→ To do
In the listing below, count the lines with "this" and report only the figure.

**********

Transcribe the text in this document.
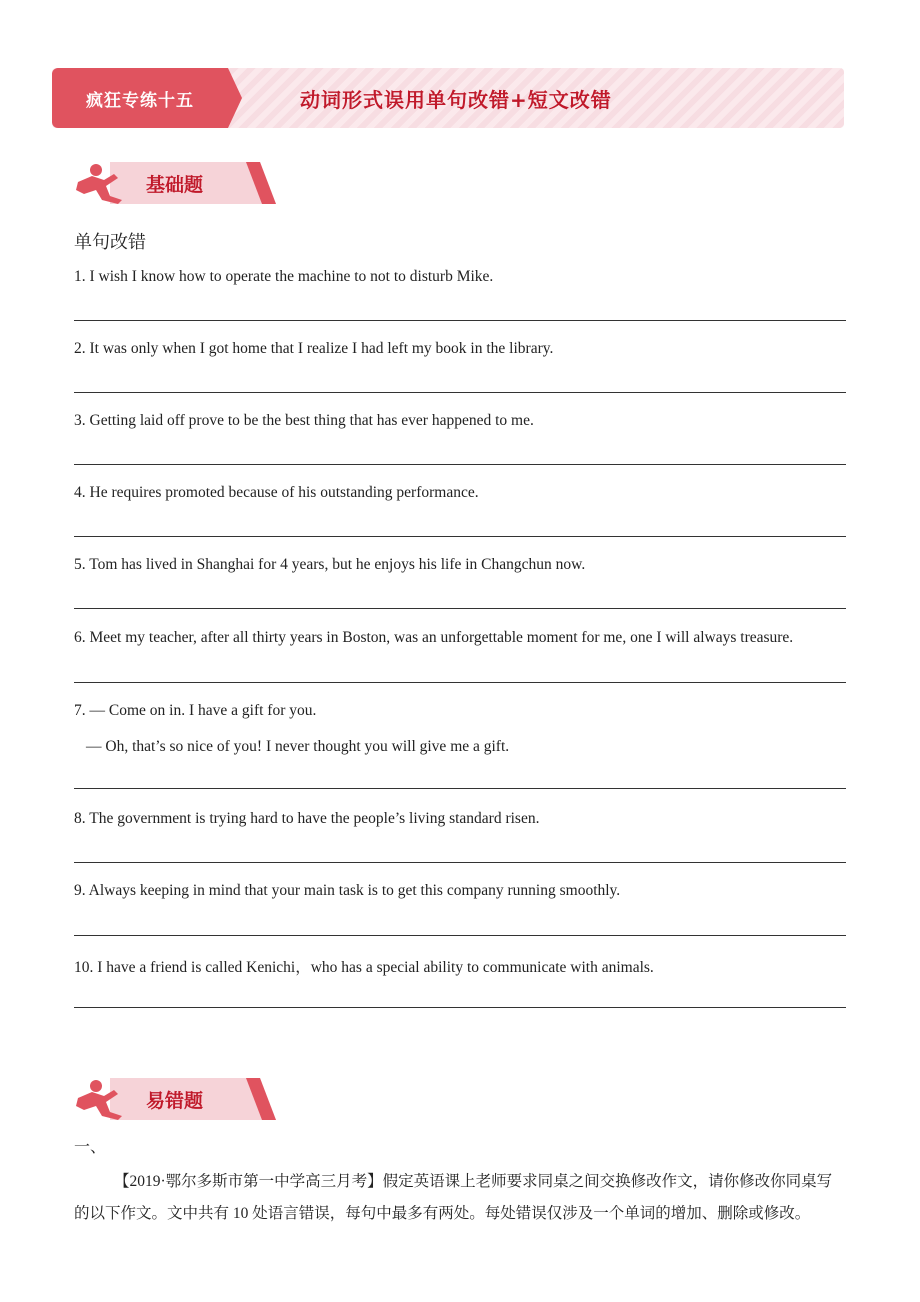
疯狂专练十五	动词形式误用单句改错+短文改错
基础题
单句改错
1. I wish I know how to operate the machine to not to disturb Mike.
2. It was only when I got home that I realize I had left my book in the library.
3. Getting laid off prove to be the best thing that has ever happened to me.
4. He requires promoted because of his outstanding performance.
5. Tom has lived in Shanghai for 4 years, but he enjoys his life in Changchun now.
6. Meet my teacher, after all thirty years in Boston, was an unforgettable moment for me, one I will always treasure.
7. — Come on in. I have a gift for you.
— Oh, that’s so nice of you! I never thought you will give me a gift.
8. The government is trying hard to have the people’s living standard risen.
9. Always keeping in mind that your main task is to get this company running smoothly.
10. I have a friend is called Kenichi，who has a special ability to communicate with animals.
易错题
一、
【2019·鄂尔多斯市第一中学高三月考】假定英语课上老师要求同桌之间交换修改作文，请你修改你同桌写的以下作文。文中共有 10 处语言错误，每句中最多有两处。每处错误仅涉及一个单词的增加、删除或修改。
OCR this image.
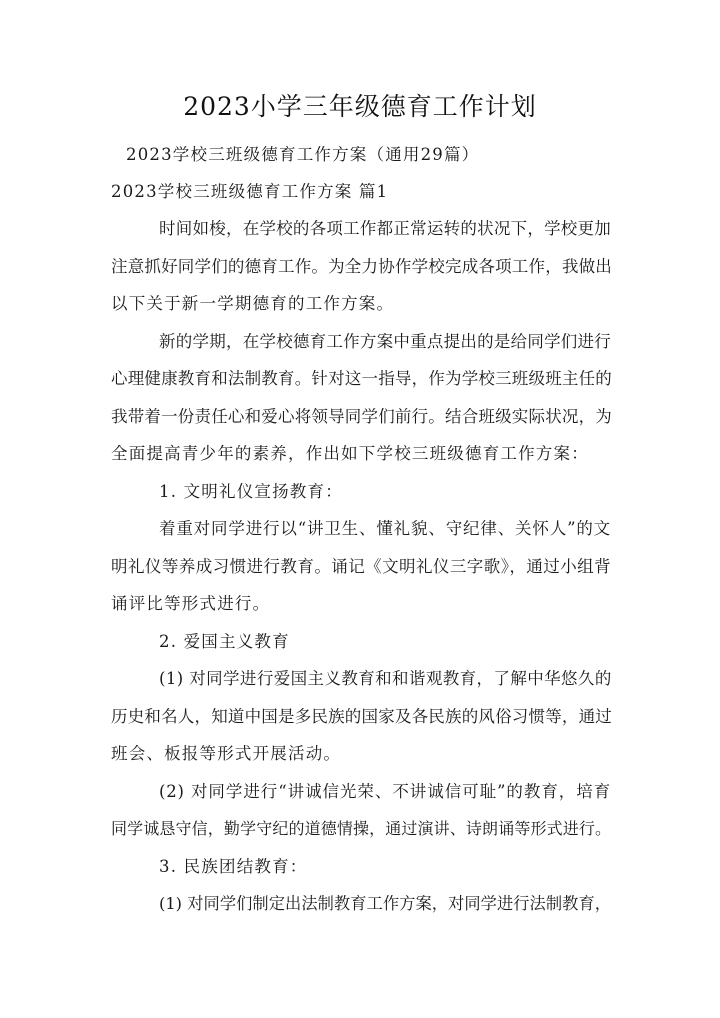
2023小学三年级德育工作计划
2023学校三班级德育工作方案（通用29篇）
2023学校三班级德育工作方案 篇1
时间如梭，在学校的各项工作都正常运转的状况下，学校更加
注意抓好同学们的德育工作。为全力协作学校完成各项工作，我做出
以下关于新一学期德育的工作方案。
新的学期，在学校德育工作方案中重点提出的是给同学们进行
心理健康教育和法制教育。针对这一指导，作为学校三班级班主任的
我带着一份责任心和爱心将领导同学们前行。结合班级实际状况，为
全面提高青少年的素养，作出如下学校三班级德育工作方案：
1. 文明礼仪宣扬教育：
着重对同学进行以“讲卫生、懂礼貌、守纪律、关怀人”的文
明礼仪等养成习惯进行教育。诵记《文明礼仪三字歌》，通过小组背
诵评比等形式进行。
2. 爱国主义教育
(1) 对同学进行爱国主义教育和和谐观教育，了解中华悠久的
历史和名人，知道中国是多民族的国家及各民族的风俗习惯等，通过
班会、板报等形式开展活动。
(2) 对同学进行“讲诚信光荣、不讲诚信可耻”的教育，培育
同学诚恳守信，勤学守纪的道德情操，通过演讲、诗朗诵等形式进行。
3. 民族团结教育：
(1) 对同学们制定出法制教育工作方案，对同学进行法制教育，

**********

→ Correct result
3